— begin Given data —

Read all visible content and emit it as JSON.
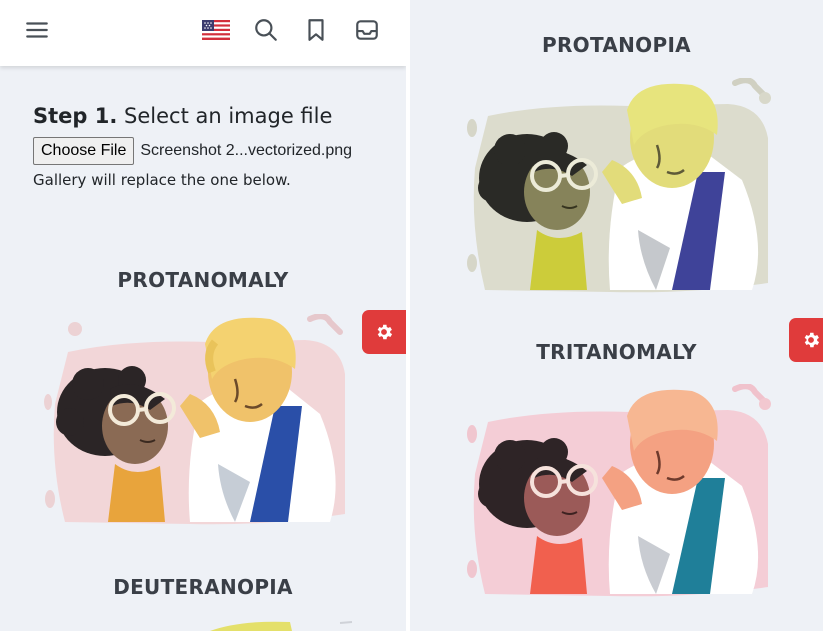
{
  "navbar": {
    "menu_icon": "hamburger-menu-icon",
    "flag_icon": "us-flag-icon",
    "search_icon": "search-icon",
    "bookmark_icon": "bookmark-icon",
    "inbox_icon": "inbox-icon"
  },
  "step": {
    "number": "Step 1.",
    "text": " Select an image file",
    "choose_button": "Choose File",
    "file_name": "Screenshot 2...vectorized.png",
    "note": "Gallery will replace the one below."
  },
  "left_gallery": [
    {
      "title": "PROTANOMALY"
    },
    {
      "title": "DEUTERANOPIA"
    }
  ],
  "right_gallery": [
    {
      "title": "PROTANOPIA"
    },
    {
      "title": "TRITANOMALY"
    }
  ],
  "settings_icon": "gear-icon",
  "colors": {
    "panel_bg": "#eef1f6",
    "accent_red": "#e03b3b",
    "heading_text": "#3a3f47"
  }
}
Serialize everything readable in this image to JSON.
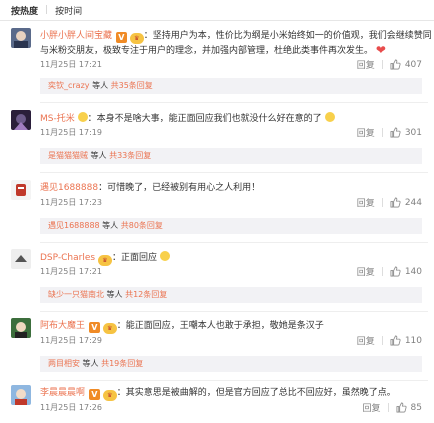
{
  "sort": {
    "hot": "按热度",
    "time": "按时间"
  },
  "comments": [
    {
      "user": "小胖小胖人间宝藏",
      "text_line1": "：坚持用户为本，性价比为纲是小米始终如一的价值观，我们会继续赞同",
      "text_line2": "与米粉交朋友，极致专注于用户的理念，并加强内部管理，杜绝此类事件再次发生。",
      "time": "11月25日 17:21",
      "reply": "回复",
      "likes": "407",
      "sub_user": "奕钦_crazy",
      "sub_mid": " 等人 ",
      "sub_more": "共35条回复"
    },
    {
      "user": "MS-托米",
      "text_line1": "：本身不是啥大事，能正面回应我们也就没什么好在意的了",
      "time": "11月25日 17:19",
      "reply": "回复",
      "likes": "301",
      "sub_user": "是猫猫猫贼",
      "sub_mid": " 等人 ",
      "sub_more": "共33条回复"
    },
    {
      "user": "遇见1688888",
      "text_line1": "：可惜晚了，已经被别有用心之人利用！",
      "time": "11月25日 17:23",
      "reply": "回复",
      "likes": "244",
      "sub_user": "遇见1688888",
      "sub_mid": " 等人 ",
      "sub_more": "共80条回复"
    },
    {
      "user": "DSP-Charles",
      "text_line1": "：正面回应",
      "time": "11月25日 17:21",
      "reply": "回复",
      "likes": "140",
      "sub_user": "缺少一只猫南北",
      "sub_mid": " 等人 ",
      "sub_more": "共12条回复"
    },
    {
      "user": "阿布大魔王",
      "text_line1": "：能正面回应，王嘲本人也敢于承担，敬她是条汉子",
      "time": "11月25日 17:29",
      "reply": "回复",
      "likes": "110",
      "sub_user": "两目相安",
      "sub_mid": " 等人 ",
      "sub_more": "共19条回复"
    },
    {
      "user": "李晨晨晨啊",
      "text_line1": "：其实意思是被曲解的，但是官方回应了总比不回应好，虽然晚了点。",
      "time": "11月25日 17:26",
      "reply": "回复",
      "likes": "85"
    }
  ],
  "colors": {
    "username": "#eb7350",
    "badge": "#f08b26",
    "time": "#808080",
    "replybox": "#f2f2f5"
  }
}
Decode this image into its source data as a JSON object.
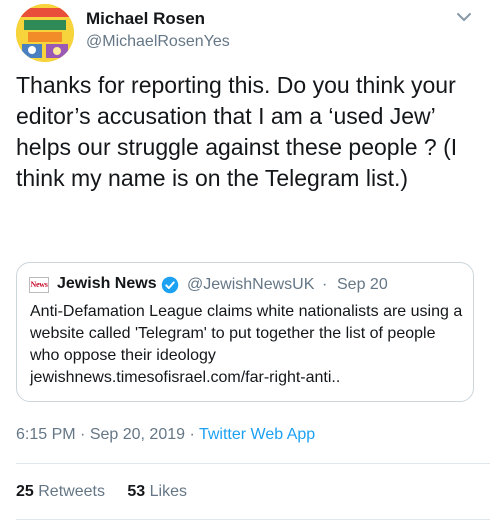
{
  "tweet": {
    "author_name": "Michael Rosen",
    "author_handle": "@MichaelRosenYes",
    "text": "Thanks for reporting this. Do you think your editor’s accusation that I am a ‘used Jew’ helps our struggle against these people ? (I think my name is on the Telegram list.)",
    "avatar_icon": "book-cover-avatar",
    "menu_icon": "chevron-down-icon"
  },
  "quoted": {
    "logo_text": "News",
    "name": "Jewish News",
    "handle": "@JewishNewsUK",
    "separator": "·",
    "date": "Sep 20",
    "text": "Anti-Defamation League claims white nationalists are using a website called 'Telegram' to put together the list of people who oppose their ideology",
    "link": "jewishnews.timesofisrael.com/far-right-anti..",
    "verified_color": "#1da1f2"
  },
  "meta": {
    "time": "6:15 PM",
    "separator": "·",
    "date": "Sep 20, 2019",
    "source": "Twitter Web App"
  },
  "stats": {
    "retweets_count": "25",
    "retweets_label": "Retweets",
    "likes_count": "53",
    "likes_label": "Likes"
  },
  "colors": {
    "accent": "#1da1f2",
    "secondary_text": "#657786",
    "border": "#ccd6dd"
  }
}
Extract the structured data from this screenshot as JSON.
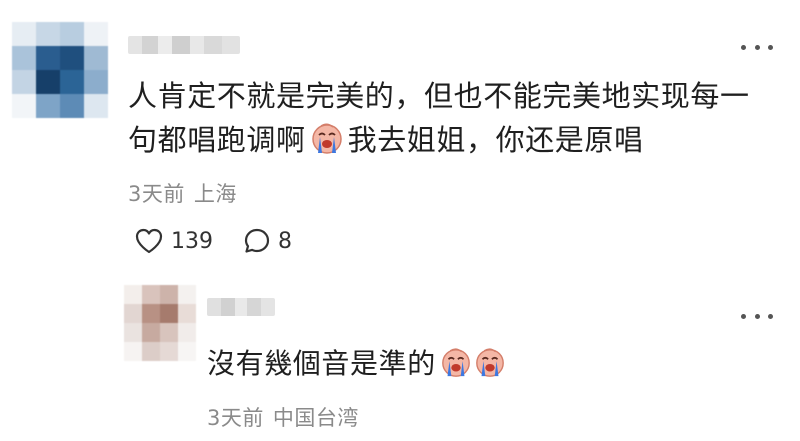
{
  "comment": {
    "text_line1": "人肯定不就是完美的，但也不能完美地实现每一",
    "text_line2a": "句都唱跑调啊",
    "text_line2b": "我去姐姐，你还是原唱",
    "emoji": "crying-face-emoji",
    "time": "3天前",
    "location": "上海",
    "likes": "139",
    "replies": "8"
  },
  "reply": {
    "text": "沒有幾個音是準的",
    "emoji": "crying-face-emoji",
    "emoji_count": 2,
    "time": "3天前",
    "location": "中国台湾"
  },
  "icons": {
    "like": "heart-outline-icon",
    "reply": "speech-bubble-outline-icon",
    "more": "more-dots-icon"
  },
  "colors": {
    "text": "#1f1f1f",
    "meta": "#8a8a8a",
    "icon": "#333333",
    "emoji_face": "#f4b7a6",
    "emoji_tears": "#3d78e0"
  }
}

— end Given data —

Your objective | Omit all pictures and write out, exactly, only the lines from the line containing "Extract the structured" through the last line of the entries above.

Task result |
Extract the structured data from this screenshot as JSON.
{
  "comment": {
    "text_line1": "人肯定不就是完美的，但也不能完美地实现每一",
    "text_line2a": "句都唱跑调啊",
    "text_line2b": "我去姐姐，你还是原唱",
    "emoji": "crying-face-emoji",
    "time": "3天前",
    "location": "上海",
    "likes": "139",
    "replies": "8"
  },
  "reply": {
    "text": "沒有幾個音是準的",
    "emoji": "crying-face-emoji",
    "emoji_count": 2,
    "time": "3天前",
    "location": "中国台湾"
  },
  "icons": {
    "like": "heart-outline-icon",
    "reply": "speech-bubble-outline-icon",
    "more": "more-dots-icon"
  },
  "colors": {
    "text": "#1f1f1f",
    "meta": "#8a8a8a",
    "icon": "#333333",
    "emoji_face": "#f4b7a6",
    "emoji_tears": "#3d78e0"
  }
}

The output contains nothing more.